** What you are asked to do **
Your task is to print every entry below exactly as given.

Begin Excerpted data

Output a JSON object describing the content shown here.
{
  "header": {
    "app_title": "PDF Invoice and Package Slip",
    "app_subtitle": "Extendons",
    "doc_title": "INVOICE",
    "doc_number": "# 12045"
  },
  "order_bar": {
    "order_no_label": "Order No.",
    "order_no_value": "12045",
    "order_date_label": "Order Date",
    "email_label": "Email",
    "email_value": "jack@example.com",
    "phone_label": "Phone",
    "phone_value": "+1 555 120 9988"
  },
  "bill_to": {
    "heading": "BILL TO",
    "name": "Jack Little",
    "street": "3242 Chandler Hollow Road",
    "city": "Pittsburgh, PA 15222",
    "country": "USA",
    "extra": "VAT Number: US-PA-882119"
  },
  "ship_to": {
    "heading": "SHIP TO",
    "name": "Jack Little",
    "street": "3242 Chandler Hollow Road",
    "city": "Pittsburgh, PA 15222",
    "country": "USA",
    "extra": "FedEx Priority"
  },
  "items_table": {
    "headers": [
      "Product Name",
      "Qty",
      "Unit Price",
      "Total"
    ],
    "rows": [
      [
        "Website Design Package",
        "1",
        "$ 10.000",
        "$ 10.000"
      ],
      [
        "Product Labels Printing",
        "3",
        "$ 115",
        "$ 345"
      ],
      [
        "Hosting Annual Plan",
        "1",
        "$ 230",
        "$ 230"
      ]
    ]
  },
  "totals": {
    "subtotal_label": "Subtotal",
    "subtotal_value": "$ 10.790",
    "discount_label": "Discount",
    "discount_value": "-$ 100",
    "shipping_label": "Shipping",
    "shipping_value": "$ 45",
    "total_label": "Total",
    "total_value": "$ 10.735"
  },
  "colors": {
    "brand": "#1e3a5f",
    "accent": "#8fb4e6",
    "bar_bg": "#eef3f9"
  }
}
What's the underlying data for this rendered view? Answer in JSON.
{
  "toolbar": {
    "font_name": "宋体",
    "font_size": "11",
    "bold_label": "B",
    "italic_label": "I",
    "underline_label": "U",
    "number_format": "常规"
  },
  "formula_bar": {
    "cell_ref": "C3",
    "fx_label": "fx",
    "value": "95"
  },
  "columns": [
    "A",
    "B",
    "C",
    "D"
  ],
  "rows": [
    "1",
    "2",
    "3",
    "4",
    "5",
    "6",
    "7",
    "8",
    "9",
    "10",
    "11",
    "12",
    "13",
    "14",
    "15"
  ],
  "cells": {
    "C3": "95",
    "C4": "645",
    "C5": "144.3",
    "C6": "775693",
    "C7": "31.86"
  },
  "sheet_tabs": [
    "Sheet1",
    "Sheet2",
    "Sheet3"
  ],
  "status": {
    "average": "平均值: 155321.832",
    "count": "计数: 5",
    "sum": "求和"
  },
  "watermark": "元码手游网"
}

End Excerpted data

** Result of the task **
Output a JSON object describing the content shown here.
{
  "header": {
    "app_title": "PDF Invoice and Package Slip",
    "app_subtitle": "Extendons",
    "doc_title": "INVOICE",
    "doc_number": "# 12045"
  },
  "order_bar": {
    "order_no_label": "Order No.",
    "order_no_value": "12045",
    "order_date_label": "Order Date",
    "email_label": "Email",
    "email_value": "jack@example.com",
    "phone_label": "Phone",
    "phone_value": "+1 555 120 9988"
  },
  "bill_to": {
    "heading": "BILL TO",
    "name": "Jack Little",
    "street": "3242 Chandler Hollow Road",
    "city": "Pittsburgh, PA 15222",
    "country": "USA",
    "extra": "VAT Number: US-PA-882119"
  },
  "ship_to": {
    "heading": "SHIP TO",
    "name": "Jack Little",
    "street": "3242 Chandler Hollow Road",
    "city": "Pittsburgh, PA 15222",
    "country": "USA",
    "extra": "FedEx Priority"
  },
  "items_table": {
    "headers": [
      "Product Name",
      "Qty",
      "Unit Price",
      "Total"
    ],
    "rows": [
      [
        "Website Design Package",
        "1",
        "$ 10.000",
        "$ 10.000"
      ],
      [
        "Product Labels Printing",
        "3",
        "$ 115",
        "$ 345"
      ],
      [
        "Hosting Annual Plan",
        "1",
        "$ 230",
        "$ 230"
      ]
    ]
  },
  "totals": {
    "subtotal_label": "Subtotal",
    "subtotal_value": "$ 10.790",
    "discount_label": "Discount",
    "discount_value": "-$ 100",
    "shipping_label": "Shipping",
    "shipping_value": "$ 45",
    "total_label": "Total",
    "total_value": "$ 10.735"
  },
  "colors": {
    "brand": "#1e3a5f",
    "accent": "#8fb4e6",
    "bar_bg": "#eef3f9"
  }
}
What's the underlying data for this rendered view? Answer in JSON.
{
  "toolbar": {
    "font_name": "宋体",
    "font_size": "11",
    "bold_label": "B",
    "italic_label": "I",
    "underline_label": "U",
    "number_format": "常规"
  },
  "formula_bar": {
    "cell_ref": "C3",
    "fx_label": "fx",
    "value": "95"
  },
  "columns": [
    "A",
    "B",
    "C",
    "D"
  ],
  "rows": [
    "1",
    "2",
    "3",
    "4",
    "5",
    "6",
    "7",
    "8",
    "9",
    "10",
    "11",
    "12",
    "13",
    "14",
    "15"
  ],
  "cells": {
    "C3": "95",
    "C4": "645",
    "C5": "144.3",
    "C6": "775693",
    "C7": "31.86"
  },
  "sheet_tabs": [
    "Sheet1",
    "Sheet2",
    "Sheet3"
  ],
  "status": {
    "average": "平均值: 155321.832",
    "count": "计数: 5",
    "sum": "求和"
  },
  "watermark": "元码手游网"
}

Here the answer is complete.